++++ STORED DATA ++++

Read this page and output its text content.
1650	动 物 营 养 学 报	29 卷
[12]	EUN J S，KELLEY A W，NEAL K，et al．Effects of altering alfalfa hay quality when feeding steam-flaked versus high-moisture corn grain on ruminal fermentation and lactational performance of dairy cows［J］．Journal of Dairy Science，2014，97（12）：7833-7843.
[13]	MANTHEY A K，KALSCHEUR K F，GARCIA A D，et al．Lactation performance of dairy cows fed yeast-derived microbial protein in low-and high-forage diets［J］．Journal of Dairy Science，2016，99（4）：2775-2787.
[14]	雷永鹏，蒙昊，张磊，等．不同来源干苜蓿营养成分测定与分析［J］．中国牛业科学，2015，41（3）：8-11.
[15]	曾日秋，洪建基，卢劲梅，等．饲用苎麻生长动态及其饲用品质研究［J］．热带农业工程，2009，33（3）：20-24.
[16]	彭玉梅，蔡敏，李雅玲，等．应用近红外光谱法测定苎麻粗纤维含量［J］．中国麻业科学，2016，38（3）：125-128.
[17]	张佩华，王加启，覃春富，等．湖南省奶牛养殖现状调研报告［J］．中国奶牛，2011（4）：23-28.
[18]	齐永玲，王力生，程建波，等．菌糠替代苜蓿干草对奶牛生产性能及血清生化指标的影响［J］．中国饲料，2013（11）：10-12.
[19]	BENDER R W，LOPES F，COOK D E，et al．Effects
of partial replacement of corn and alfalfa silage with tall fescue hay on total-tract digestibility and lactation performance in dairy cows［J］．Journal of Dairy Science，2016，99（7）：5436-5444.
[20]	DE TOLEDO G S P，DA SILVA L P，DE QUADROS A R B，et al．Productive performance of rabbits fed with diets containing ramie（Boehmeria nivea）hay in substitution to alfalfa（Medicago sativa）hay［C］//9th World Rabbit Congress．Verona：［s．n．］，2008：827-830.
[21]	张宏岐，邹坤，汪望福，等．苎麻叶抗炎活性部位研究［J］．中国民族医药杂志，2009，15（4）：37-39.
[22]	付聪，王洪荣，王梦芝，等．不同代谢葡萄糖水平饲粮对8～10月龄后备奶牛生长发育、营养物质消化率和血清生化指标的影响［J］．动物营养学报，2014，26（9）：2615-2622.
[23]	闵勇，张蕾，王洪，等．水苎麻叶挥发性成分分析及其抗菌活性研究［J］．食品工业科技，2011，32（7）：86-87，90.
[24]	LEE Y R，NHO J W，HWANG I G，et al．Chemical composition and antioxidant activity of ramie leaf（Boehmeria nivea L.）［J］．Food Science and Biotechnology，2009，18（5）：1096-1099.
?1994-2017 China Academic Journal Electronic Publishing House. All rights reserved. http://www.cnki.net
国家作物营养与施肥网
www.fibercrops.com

++++
++++ STORED DATA ++++

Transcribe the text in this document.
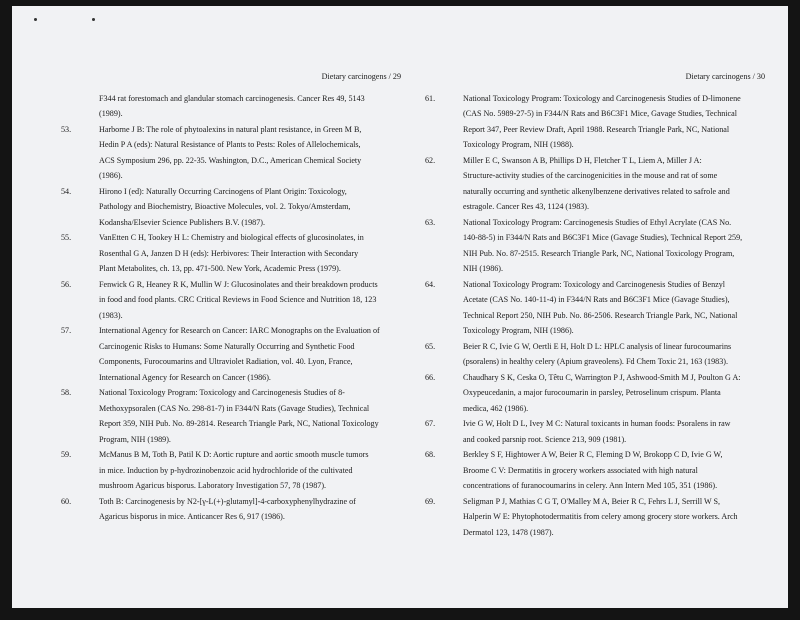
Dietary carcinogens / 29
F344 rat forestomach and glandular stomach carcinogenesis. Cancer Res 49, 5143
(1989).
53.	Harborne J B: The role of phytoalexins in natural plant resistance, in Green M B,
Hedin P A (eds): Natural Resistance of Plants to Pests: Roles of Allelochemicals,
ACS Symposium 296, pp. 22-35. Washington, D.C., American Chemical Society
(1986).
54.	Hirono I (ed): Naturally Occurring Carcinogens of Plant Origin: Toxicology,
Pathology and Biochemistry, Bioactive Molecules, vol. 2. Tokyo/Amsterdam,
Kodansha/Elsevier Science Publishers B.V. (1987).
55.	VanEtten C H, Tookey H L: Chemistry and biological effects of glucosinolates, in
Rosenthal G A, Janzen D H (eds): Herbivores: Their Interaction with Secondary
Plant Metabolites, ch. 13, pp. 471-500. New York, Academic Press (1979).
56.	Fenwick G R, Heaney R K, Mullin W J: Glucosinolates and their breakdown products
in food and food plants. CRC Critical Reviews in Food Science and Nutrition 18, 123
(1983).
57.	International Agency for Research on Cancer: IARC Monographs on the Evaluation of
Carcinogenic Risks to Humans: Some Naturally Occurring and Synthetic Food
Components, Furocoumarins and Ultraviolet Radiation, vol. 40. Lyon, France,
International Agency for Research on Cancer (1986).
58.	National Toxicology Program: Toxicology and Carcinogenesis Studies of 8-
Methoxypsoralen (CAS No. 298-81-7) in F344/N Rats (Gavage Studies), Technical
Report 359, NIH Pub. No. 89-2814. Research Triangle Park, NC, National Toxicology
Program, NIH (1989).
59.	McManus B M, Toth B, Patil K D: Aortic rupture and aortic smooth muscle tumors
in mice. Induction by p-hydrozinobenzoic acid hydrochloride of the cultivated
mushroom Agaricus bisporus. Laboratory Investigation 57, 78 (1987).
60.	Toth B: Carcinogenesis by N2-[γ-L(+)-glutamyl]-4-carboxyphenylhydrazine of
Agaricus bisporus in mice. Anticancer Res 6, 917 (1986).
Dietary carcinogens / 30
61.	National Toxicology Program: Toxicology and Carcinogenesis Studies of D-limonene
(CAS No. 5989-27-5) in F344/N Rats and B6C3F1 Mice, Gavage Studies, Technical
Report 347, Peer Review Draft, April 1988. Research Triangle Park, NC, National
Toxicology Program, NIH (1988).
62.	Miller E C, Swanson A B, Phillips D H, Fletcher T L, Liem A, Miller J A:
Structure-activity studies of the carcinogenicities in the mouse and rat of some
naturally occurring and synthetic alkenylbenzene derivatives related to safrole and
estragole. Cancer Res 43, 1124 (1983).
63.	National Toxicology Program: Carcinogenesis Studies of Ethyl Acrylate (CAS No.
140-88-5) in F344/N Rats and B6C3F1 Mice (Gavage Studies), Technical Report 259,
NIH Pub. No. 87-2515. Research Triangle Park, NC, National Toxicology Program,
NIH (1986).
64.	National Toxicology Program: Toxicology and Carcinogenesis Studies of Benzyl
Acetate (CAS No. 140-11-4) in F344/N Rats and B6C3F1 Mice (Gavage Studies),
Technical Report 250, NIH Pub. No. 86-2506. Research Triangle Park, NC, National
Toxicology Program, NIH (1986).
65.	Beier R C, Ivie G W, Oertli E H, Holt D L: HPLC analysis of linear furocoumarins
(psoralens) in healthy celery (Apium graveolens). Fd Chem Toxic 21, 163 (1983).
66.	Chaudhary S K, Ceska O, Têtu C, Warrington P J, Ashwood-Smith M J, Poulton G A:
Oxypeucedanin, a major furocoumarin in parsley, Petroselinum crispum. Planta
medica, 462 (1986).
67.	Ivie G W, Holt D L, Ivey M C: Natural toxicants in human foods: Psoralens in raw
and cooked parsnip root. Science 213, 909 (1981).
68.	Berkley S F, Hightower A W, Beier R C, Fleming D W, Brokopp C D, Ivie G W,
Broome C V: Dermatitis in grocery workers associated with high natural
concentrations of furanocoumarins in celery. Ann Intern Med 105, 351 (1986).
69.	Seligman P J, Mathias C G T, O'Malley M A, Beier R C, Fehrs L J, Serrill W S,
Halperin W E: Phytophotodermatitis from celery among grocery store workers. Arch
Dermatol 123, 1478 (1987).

++++

EXERCISE PROMPT:
Your answer should consist of the lines above that hold the word "activity", copied exactly.

RESPONSE BOX:
[24]	LEE Y R，NHO J W，HWANG I G，et al．Chemical composition and antioxidant activity of ramie leaf（Boehmeria nivea L.）［J］．Food Science and Biotechnology，2009，18（5）：1096-1099.
Structure-activity studies of the carcinogenicities in the mouse and rat of some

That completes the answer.